§ **Exercise requirements**
Without the images, print all the entries below exactly as given.
--- start of Records to process ---
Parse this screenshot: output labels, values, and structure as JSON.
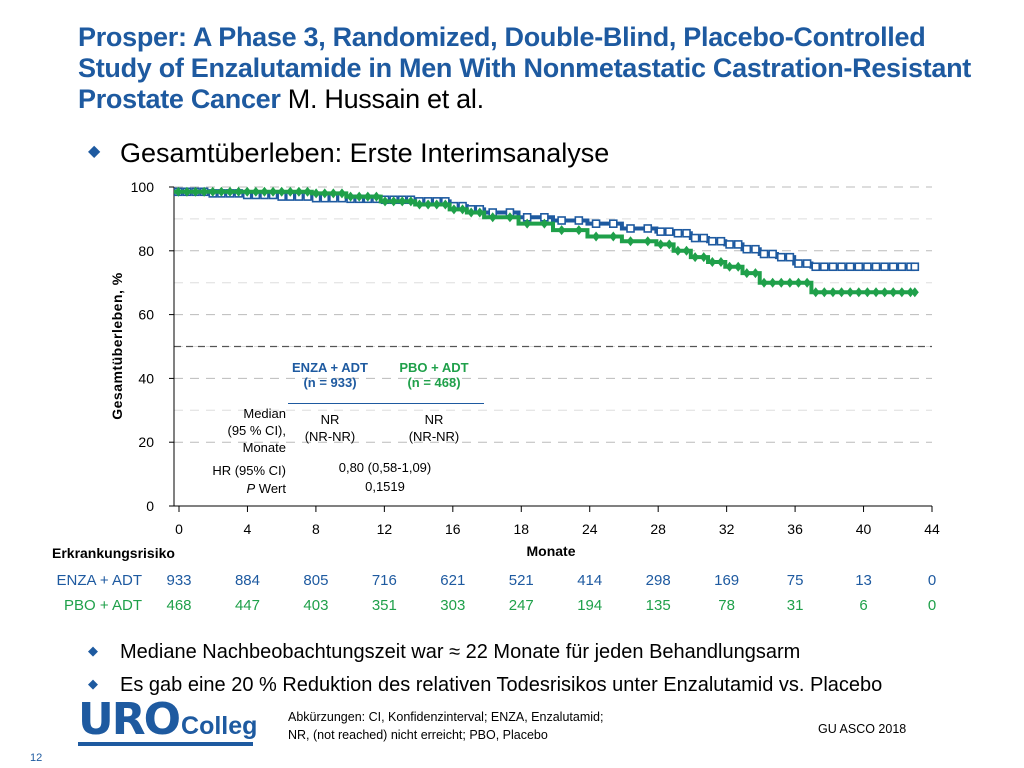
{
  "slide": {
    "title": "Prosper: A Phase 3, Randomized, Double-Blind, Placebo-Controlled Study of Enzalutamide in Men With Nonmetastatic Castration-Resistant Prostate Cancer",
    "authors": "M. Hussain et al.",
    "main_bullet": "Gesamtüberleben: Erste Interimsanalyse",
    "bullets": [
      "Mediane Nachbeobachtungszeit war ≈ 22 Monate für jeden Behandlungsarm",
      "Es gab eine 20 % Reduktion des relativen Todesrisikos unter Enzalutamid vs. Placebo"
    ],
    "abbreviations_line1": "Abkürzungen: CI, Konfidenzinterval; ENZA, Enzalutamid;",
    "abbreviations_line2": "NR, (not reached) nicht erreicht; PBO, Placebo",
    "source": "GU ASCO 2018",
    "page_number": "12",
    "logo_uro": "URO",
    "logo_colleg": "Colleg",
    "colors": {
      "title": "#1e5aa0",
      "enza": "#1e5aa0",
      "pbo": "#1fa04a"
    }
  },
  "chart_data": {
    "type": "line",
    "ylabel": "Gesamtüberleben, %",
    "xlabel": "Monate",
    "ylim": [
      0,
      100
    ],
    "yticks": [
      0,
      20,
      40,
      60,
      80,
      100
    ],
    "xtick_labels": [
      "0",
      "4",
      "8",
      "12",
      "16",
      "18",
      "24",
      "28",
      "32",
      "36",
      "40",
      "44"
    ],
    "grid": "dashed-horizontal",
    "reference_line_y": 50,
    "series": [
      {
        "name": "ENZA + ADT",
        "color": "#1e5aa0",
        "marker": "square",
        "x": [
          0,
          2,
          4,
          6,
          8,
          10,
          12,
          14,
          16,
          17,
          18,
          20,
          22,
          24,
          26,
          28,
          29,
          30,
          31,
          32,
          33,
          34,
          35,
          36,
          37,
          38,
          39,
          40,
          41,
          42,
          43
        ],
        "y": [
          98.5,
          98,
          97.5,
          97,
          96.5,
          96.3,
          96,
          95.5,
          94,
          93,
          92,
          90.5,
          89.5,
          88.5,
          87,
          86,
          85.5,
          84,
          83,
          82,
          80.5,
          79,
          78,
          76,
          75,
          75,
          75,
          75,
          75,
          75,
          75
        ]
      },
      {
        "name": "PBO + ADT",
        "color": "#1fa04a",
        "marker": "diamond",
        "x": [
          0,
          2,
          4,
          6,
          8,
          10,
          12,
          14,
          16,
          17,
          18,
          20,
          22,
          24,
          26,
          28,
          29,
          30,
          31,
          32,
          33,
          34,
          35,
          36,
          37,
          38,
          39,
          40,
          41,
          42,
          43
        ],
        "y": [
          98.5,
          98.5,
          98.5,
          98.5,
          98,
          97,
          95.5,
          94.5,
          93,
          92,
          90.5,
          88.5,
          86.5,
          84.5,
          83,
          82,
          80,
          78,
          76.5,
          75,
          73,
          70,
          70,
          70,
          67,
          67,
          67,
          67,
          67,
          67,
          67
        ]
      }
    ],
    "inset_table": {
      "col_headers": [
        {
          "name": "ENZA + ADT",
          "n": "(n = 933)"
        },
        {
          "name": "PBO + ADT",
          "n": "(n = 468)"
        }
      ],
      "row1_label": [
        "Median",
        "(95 % CI),",
        "Monate"
      ],
      "row1_values": [
        [
          "NR",
          "(NR-NR)"
        ],
        [
          "NR",
          "(NR-NR)"
        ]
      ],
      "row2_label": "HR (95% CI)",
      "row2_value": "0,80 (0,58-1,09)",
      "row3_label_italic": "P",
      "row3_label": " Wert",
      "row3_value": "0,1519"
    },
    "risk_table": {
      "title": "Erkrankungsrisiko",
      "rows": [
        {
          "label": "ENZA + ADT",
          "values": [
            "933",
            "884",
            "805",
            "716",
            "621",
            "521",
            "414",
            "298",
            "169",
            "75",
            "13",
            "0"
          ]
        },
        {
          "label": "PBO + ADT",
          "values": [
            "468",
            "447",
            "403",
            "351",
            "303",
            "247",
            "194",
            "135",
            "78",
            "31",
            "6",
            "0"
          ]
        }
      ]
    }
  }
}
--- end of Records to process ---
§ **Complete output**
Parse this screenshot: output labels, values, and structure as JSON.
{
  "slide": {
    "title": "Prosper: A Phase 3, Randomized, Double-Blind, Placebo-Controlled Study of Enzalutamide in Men With Nonmetastatic Castration-Resistant Prostate Cancer",
    "authors": "M. Hussain et al.",
    "main_bullet": "Gesamtüberleben: Erste Interimsanalyse",
    "bullets": [
      "Mediane Nachbeobachtungszeit war ≈ 22 Monate für jeden Behandlungsarm",
      "Es gab eine 20 % Reduktion des relativen Todesrisikos unter Enzalutamid vs. Placebo"
    ],
    "abbreviations_line1": "Abkürzungen: CI, Konfidenzinterval; ENZA, Enzalutamid;",
    "abbreviations_line2": "NR, (not reached) nicht erreicht; PBO, Placebo",
    "source": "GU ASCO 2018",
    "page_number": "12",
    "logo_uro": "URO",
    "logo_colleg": "Colleg",
    "colors": {
      "title": "#1e5aa0",
      "enza": "#1e5aa0",
      "pbo": "#1fa04a"
    }
  },
  "chart_data": {
    "type": "line",
    "ylabel": "Gesamtüberleben, %",
    "xlabel": "Monate",
    "ylim": [
      0,
      100
    ],
    "yticks": [
      0,
      20,
      40,
      60,
      80,
      100
    ],
    "xtick_labels": [
      "0",
      "4",
      "8",
      "12",
      "16",
      "18",
      "24",
      "28",
      "32",
      "36",
      "40",
      "44"
    ],
    "grid": "dashed-horizontal",
    "reference_line_y": 50,
    "series": [
      {
        "name": "ENZA + ADT",
        "color": "#1e5aa0",
        "marker": "square",
        "x": [
          0,
          2,
          4,
          6,
          8,
          10,
          12,
          14,
          16,
          17,
          18,
          20,
          22,
          24,
          26,
          28,
          29,
          30,
          31,
          32,
          33,
          34,
          35,
          36,
          37,
          38,
          39,
          40,
          41,
          42,
          43
        ],
        "y": [
          98.5,
          98,
          97.5,
          97,
          96.5,
          96.3,
          96,
          95.5,
          94,
          93,
          92,
          90.5,
          89.5,
          88.5,
          87,
          86,
          85.5,
          84,
          83,
          82,
          80.5,
          79,
          78,
          76,
          75,
          75,
          75,
          75,
          75,
          75,
          75
        ]
      },
      {
        "name": "PBO + ADT",
        "color": "#1fa04a",
        "marker": "diamond",
        "x": [
          0,
          2,
          4,
          6,
          8,
          10,
          12,
          14,
          16,
          17,
          18,
          20,
          22,
          24,
          26,
          28,
          29,
          30,
          31,
          32,
          33,
          34,
          35,
          36,
          37,
          38,
          39,
          40,
          41,
          42,
          43
        ],
        "y": [
          98.5,
          98.5,
          98.5,
          98.5,
          98,
          97,
          95.5,
          94.5,
          93,
          92,
          90.5,
          88.5,
          86.5,
          84.5,
          83,
          82,
          80,
          78,
          76.5,
          75,
          73,
          70,
          70,
          70,
          67,
          67,
          67,
          67,
          67,
          67,
          67
        ]
      }
    ],
    "inset_table": {
      "col_headers": [
        {
          "name": "ENZA + ADT",
          "n": "(n = 933)"
        },
        {
          "name": "PBO + ADT",
          "n": "(n = 468)"
        }
      ],
      "row1_label": [
        "Median",
        "(95 % CI),",
        "Monate"
      ],
      "row1_values": [
        [
          "NR",
          "(NR-NR)"
        ],
        [
          "NR",
          "(NR-NR)"
        ]
      ],
      "row2_label": "HR (95% CI)",
      "row2_value": "0,80 (0,58-1,09)",
      "row3_label_italic": "P",
      "row3_label": " Wert",
      "row3_value": "0,1519"
    },
    "risk_table": {
      "title": "Erkrankungsrisiko",
      "rows": [
        {
          "label": "ENZA + ADT",
          "values": [
            "933",
            "884",
            "805",
            "716",
            "621",
            "521",
            "414",
            "298",
            "169",
            "75",
            "13",
            "0"
          ]
        },
        {
          "label": "PBO + ADT",
          "values": [
            "468",
            "447",
            "403",
            "351",
            "303",
            "247",
            "194",
            "135",
            "78",
            "31",
            "6",
            "0"
          ]
        }
      ]
    }
  }
}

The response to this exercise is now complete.